Stored data »
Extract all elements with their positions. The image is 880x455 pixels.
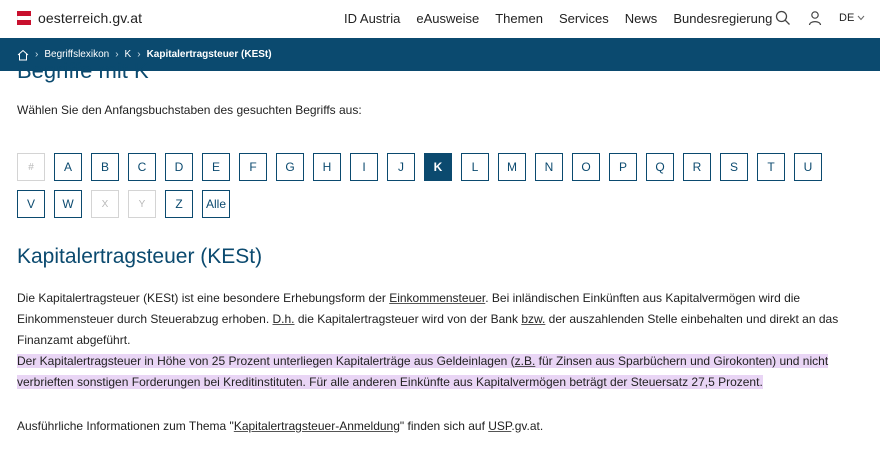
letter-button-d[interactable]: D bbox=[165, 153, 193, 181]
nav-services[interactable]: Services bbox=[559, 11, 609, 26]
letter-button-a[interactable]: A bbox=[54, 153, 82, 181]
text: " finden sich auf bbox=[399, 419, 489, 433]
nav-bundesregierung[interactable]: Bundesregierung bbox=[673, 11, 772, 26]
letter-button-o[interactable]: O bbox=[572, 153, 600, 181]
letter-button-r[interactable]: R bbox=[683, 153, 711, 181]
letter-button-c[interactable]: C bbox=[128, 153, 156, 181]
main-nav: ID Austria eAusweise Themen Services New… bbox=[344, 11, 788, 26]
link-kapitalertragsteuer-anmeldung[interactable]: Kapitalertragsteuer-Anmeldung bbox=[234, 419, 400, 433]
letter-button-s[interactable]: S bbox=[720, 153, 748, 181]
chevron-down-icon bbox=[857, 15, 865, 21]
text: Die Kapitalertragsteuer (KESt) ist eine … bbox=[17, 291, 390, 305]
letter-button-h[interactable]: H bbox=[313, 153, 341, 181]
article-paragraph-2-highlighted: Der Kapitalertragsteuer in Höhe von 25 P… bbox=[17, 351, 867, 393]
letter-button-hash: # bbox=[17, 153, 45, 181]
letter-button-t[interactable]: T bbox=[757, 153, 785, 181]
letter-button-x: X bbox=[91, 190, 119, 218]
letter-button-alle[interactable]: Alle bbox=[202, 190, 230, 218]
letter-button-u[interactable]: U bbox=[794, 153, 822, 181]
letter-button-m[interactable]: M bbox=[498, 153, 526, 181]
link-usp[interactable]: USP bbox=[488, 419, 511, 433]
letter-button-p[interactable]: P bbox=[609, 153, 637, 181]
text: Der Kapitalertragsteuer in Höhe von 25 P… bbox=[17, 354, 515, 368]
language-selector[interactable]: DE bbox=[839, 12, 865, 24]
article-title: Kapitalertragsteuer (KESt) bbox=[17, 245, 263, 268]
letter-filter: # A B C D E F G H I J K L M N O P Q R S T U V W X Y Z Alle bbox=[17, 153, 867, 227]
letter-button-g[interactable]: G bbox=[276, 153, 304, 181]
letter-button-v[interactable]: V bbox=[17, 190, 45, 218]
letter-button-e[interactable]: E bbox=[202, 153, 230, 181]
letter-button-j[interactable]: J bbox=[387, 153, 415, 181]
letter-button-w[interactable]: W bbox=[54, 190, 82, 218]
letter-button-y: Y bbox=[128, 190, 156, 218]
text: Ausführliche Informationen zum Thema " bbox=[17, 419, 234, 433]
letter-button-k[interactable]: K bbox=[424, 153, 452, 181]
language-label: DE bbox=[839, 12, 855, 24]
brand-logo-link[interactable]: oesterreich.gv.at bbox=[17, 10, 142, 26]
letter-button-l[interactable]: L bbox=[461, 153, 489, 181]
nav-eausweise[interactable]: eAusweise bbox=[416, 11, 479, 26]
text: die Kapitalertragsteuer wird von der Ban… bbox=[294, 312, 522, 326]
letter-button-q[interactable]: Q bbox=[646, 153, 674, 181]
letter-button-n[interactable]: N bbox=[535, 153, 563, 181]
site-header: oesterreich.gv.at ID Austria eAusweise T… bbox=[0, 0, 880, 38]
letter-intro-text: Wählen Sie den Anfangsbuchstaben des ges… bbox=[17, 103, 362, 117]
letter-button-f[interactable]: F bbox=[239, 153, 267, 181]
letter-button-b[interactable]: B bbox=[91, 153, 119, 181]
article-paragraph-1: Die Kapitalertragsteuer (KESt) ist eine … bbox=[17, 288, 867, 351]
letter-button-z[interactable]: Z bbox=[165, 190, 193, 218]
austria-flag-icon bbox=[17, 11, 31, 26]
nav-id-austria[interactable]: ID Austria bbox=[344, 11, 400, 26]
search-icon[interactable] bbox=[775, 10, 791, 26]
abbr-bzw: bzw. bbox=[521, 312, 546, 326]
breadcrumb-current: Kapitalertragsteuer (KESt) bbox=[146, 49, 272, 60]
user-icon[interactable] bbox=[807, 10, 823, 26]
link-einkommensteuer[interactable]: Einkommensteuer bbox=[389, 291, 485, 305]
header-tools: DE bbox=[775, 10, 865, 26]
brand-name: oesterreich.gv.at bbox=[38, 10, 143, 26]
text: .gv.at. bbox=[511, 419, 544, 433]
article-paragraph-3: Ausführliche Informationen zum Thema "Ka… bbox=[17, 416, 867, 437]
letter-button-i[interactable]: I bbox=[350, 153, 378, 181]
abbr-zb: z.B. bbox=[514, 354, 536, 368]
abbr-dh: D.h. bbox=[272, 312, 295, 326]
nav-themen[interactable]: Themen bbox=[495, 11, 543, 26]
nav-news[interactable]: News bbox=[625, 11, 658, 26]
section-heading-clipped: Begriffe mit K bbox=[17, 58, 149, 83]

WHAT YOU NEED TO DO » Recast the data lines as a numbered list, leaving out any blank lines, starting with the line containing "letter-button-d[interactable]: D bbox=[165, 153, 193, 181]" and going on through the line containing "letter-button-r[interactable]: R bbox=[683, 153, 711, 181]".

RESPONSE BELOW »
1. letter-button-d[interactable]: D bbox=[165, 153, 193, 181]
2. nav-services[interactable]: Services bbox=[559, 11, 609, 26]
3. letter-button-a[interactable]: A bbox=[54, 153, 82, 181]
4. text: " finden sich auf bbox=[399, 419, 489, 433]
5. nav-bundesregierung[interactable]: Bundesregierung bbox=[673, 11, 772, 26]
6. letter-button-o[interactable]: O bbox=[572, 153, 600, 181]
7. letter-button-r[interactable]: R bbox=[683, 153, 711, 181]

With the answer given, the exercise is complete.